GOAL: Convert the data below into a Markdown table with two columns, No. and Text: number each line in No. and put the line itself in Text, skipping any blank lines.

DATA EXCERPTS:
=-=-=
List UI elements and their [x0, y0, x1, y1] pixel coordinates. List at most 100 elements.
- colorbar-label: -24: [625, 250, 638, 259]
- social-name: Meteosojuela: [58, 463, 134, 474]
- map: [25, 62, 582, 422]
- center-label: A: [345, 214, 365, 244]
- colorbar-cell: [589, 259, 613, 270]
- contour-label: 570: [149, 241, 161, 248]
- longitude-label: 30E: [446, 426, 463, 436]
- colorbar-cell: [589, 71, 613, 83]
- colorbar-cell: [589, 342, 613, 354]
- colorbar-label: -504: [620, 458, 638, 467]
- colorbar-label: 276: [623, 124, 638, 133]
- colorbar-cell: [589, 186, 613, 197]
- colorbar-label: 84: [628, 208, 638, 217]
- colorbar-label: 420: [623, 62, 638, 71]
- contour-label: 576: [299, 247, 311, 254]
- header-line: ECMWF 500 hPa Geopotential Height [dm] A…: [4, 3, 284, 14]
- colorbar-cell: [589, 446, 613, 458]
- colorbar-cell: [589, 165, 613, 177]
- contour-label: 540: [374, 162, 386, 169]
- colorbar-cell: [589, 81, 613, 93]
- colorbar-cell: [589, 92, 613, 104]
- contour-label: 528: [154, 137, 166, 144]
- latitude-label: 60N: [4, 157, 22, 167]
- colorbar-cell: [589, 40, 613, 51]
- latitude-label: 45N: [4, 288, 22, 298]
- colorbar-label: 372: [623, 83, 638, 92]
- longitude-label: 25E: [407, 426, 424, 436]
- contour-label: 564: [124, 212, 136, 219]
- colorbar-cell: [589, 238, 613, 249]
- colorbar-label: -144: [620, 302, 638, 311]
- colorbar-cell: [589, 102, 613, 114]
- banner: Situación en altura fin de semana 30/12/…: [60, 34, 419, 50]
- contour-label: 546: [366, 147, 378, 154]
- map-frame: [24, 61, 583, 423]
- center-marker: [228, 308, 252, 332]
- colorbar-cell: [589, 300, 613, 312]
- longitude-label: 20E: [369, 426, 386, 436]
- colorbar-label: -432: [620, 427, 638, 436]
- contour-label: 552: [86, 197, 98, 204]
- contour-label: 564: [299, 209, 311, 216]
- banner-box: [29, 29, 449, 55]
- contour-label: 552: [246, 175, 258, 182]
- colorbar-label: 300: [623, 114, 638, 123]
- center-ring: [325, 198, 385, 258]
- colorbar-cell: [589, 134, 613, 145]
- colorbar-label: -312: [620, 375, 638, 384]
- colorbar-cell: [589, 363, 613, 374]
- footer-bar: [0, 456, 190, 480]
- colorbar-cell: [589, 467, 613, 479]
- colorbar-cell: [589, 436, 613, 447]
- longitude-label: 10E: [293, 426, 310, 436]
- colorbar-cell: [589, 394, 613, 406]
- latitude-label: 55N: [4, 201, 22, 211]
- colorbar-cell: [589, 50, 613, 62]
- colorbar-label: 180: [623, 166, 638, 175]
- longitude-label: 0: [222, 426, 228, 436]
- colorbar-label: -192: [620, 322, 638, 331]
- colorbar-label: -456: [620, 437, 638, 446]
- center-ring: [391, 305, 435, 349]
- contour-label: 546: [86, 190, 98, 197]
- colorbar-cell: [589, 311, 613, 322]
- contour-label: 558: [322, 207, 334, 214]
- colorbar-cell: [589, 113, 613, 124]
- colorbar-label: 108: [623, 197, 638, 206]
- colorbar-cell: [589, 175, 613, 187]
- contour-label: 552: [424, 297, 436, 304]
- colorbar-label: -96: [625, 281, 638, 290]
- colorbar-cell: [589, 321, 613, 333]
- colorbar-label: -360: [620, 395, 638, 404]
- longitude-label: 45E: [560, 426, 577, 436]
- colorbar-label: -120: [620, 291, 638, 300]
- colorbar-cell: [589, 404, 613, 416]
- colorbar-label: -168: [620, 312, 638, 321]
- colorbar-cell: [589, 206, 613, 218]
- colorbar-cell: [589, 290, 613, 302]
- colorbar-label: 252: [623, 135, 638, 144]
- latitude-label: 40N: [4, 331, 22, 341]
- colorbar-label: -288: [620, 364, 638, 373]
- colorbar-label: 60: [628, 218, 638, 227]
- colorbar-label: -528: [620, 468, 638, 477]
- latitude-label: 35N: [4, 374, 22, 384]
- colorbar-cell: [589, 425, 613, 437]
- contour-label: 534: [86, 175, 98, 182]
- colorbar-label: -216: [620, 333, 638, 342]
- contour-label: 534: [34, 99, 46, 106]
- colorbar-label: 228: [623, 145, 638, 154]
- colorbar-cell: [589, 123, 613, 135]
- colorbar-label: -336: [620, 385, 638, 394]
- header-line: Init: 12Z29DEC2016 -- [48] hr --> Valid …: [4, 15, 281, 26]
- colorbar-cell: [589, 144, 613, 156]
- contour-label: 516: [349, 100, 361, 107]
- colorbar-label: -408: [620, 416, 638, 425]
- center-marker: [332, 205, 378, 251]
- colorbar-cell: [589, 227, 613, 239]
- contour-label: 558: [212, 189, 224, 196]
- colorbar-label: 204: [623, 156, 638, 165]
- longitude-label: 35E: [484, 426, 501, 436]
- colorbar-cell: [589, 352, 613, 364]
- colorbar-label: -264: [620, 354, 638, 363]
=-=-=
TASK OUTPUT:
| No. | Text |
|---|---|
| 1 | List UI elements and their [x0, y0, x1, y1] pixel coordinates. List at most 100 elements. |
| 2 | - colorbar-label: -24: [625, 250, 638, 259] |
| 3 | - social-name: Meteosojuela: [58, 463, 134, 474] |
| 4 | - map: [25, 62, 582, 422] |
| 5 | - center-label: A: [345, 214, 365, 244] |
| 6 | - colorbar-cell: [589, 259, 613, 270] |
| 7 | - contour-label: 570: [149, 241, 161, 248] |
| 8 | - longitude-label: 30E: [446, 426, 463, 436] |
| 9 | - colorbar-cell: [589, 71, 613, 83] |
| 10 | - colorbar-cell: [589, 342, 613, 354] |
| 11 | - colorbar-label: -504: [620, 458, 638, 467] |
| 12 | - colorbar-label: 276: [623, 124, 638, 133] |
| 13 | - colorbar-cell: [589, 186, 613, 197] |
| 14 | - colorbar-label: 84: [628, 208, 638, 217] |
| 15 | - colorbar-label: 420: [623, 62, 638, 71] |
| 16 | - contour-label: 576: [299, 247, 311, 254] |
| 17 | - header-line: ECMWF 500 hPa Geopotential Height [dm] A…: [4, 3, 284, 14] |
| 18 | - colorbar-cell: [589, 446, 613, 458] |
| 19 | - colorbar-cell: [589, 165, 613, 177] |
| 20 | - contour-label: 540: [374, 162, 386, 169] |
| 21 | - colorbar-cell: [589, 81, 613, 93] |
| 22 | - colorbar-cell: [589, 92, 613, 104] |
| 23 | - contour-label: 528: [154, 137, 166, 144] |
| 24 | - latitude-label: 60N: [4, 157, 22, 167] |
| 25 | - colorbar-cell: [589, 40, 613, 51] |
| 26 | - latitude-label: 45N: [4, 288, 22, 298] |
| 27 | - colorbar-label: 372: [623, 83, 638, 92] |
| 28 | - longitude-label: 25E: [407, 426, 424, 436] |
| 29 | - contour-label: 564: [124, 212, 136, 219] |
| 30 | - colorbar-cell: [589, 238, 613, 249] |
| 31 | - colorbar-label: -144: [620, 302, 638, 311] |
| 32 | - colorbar-cell: [589, 102, 613, 114] |
| 33 | - banner: Situación en altura fin de semana 30/12/…: [60, 34, 419, 50] |
| 34 | - contour-label: 546: [366, 147, 378, 154] |
| 35 | - map-frame: [24, 61, 583, 423] |
| 36 | - center-marker: [228, 308, 252, 332] |
| 37 | - colorbar-cell: [589, 300, 613, 312] |
| 38 | - longitude-label: 20E: [369, 426, 386, 436] |
| 39 | - colorbar-label: -432: [620, 427, 638, 436] |
| 40 | - contour-label: 552: [86, 197, 98, 204] |
| 41 | - contour-label: 564: [299, 209, 311, 216] |
| 42 | - banner-box: [29, 29, 449, 55] |
| 43 | - contour-label: 552: [246, 175, 258, 182] |
| 44 | - colorbar-label: 300: [623, 114, 638, 123] |
| 45 | - center-ring: [325, 198, 385, 258] |
| 46 | - colorbar-cell: [589, 134, 613, 145] |
| 47 | - colorbar-label: -312: [620, 375, 638, 384] |
| 48 | - colorbar-cell: [589, 363, 613, 374] |
| 49 | - footer-bar: [0, 456, 190, 480] |
| 50 | - colorbar-cell: [589, 467, 613, 479] |
| 51 | - colorbar-cell: [589, 436, 613, 447] |
| 52 | - longitude-label: 10E: [293, 426, 310, 436] |
| 53 | - colorbar-cell: [589, 394, 613, 406] |
| 54 | - latitude-label: 55N: [4, 201, 22, 211] |
| 55 | - colorbar-cell: [589, 50, 613, 62] |
| 56 | - colorbar-label: 180: [623, 166, 638, 175] |
| 57 | - longitude-label: 0: [222, 426, 228, 436] |
| 58 | - colorbar-label: -192: [620, 322, 638, 331] |
| 59 | - colorbar-label: -456: [620, 437, 638, 446] |
| 60 | - center-ring: [391, 305, 435, 349] |
| 61 | - contour-label: 546: [86, 190, 98, 197] |
| 62 | - colorbar-cell: [589, 311, 613, 322] |
| 63 | - contour-label: 558: [322, 207, 334, 214] |
| 64 | - colorbar-cell: [589, 113, 613, 124] |
| 65 | - colorbar-label: 108: [623, 197, 638, 206] |
| 66 | - colorbar-cell: [589, 175, 613, 187] |
| 67 | - contour-label: 552: [424, 297, 436, 304] |
| 68 | - colorbar-label: -96: [625, 281, 638, 290] |
| 69 | - colorbar-cell: [589, 321, 613, 333] |
| 70 | - colorbar-label: -360: [620, 395, 638, 404] |
| 71 | - longitude-label: 45E: [560, 426, 577, 436] |
| 72 | - colorbar-label: -120: [620, 291, 638, 300] |
| 73 | - colorbar-cell: [589, 404, 613, 416] |
| 74 | - colorbar-label: -168: [620, 312, 638, 321] |
| 75 | - colorbar-cell: [589, 206, 613, 218] |
| 76 | - colorbar-cell: [589, 290, 613, 302] |
| 77 | - colorbar-label: 252: [623, 135, 638, 144] |
| 78 | - latitude-label: 40N: [4, 331, 22, 341] |
| 79 | - colorbar-label: -288: [620, 364, 638, 373] |
| 80 | - colorbar-label: 60: [628, 218, 638, 227] |
| 81 | - colorbar-label: -528: [620, 468, 638, 477] |
| 82 | - latitude-label: 35N: [4, 374, 22, 384] |
| 83 | - colorbar-cell: [589, 425, 613, 437] |
| 84 | - contour-label: 534: [86, 175, 98, 182] |
| 85 | - colorbar-label: -216: [620, 333, 638, 342] |
| 86 | - contour-label: 534: [34, 99, 46, 106] |
| 87 | - colorbar-label: 228: [623, 145, 638, 154] |
| 88 | - colorbar-cell: [589, 123, 613, 135] |
| 89 | - colorbar-label: -336: [620, 385, 638, 394] |
| 90 | - header-line: Init: 12Z29DEC2016 -- [48] hr --> Valid …: [4, 15, 281, 26] |
| 91 | - colorbar-cell: [589, 144, 613, 156] |
| 92 | - contour-label: 516: [349, 100, 361, 107] |
| 93 | - colorbar-label: -408: [620, 416, 638, 425] |
| 94 | - center-marker: [332, 205, 378, 251] |
| 95 | - colorbar-cell: [589, 227, 613, 239] |
| 96 | - contour-label: 558: [212, 189, 224, 196] |
| 97 | - colorbar-label: 204: [623, 156, 638, 165] |
| 98 | - longitude-label: 35E: [484, 426, 501, 436] |
| 99 | - colorbar-cell: [589, 352, 613, 364] |
| 100 | - colorbar-label: -264: [620, 354, 638, 363] |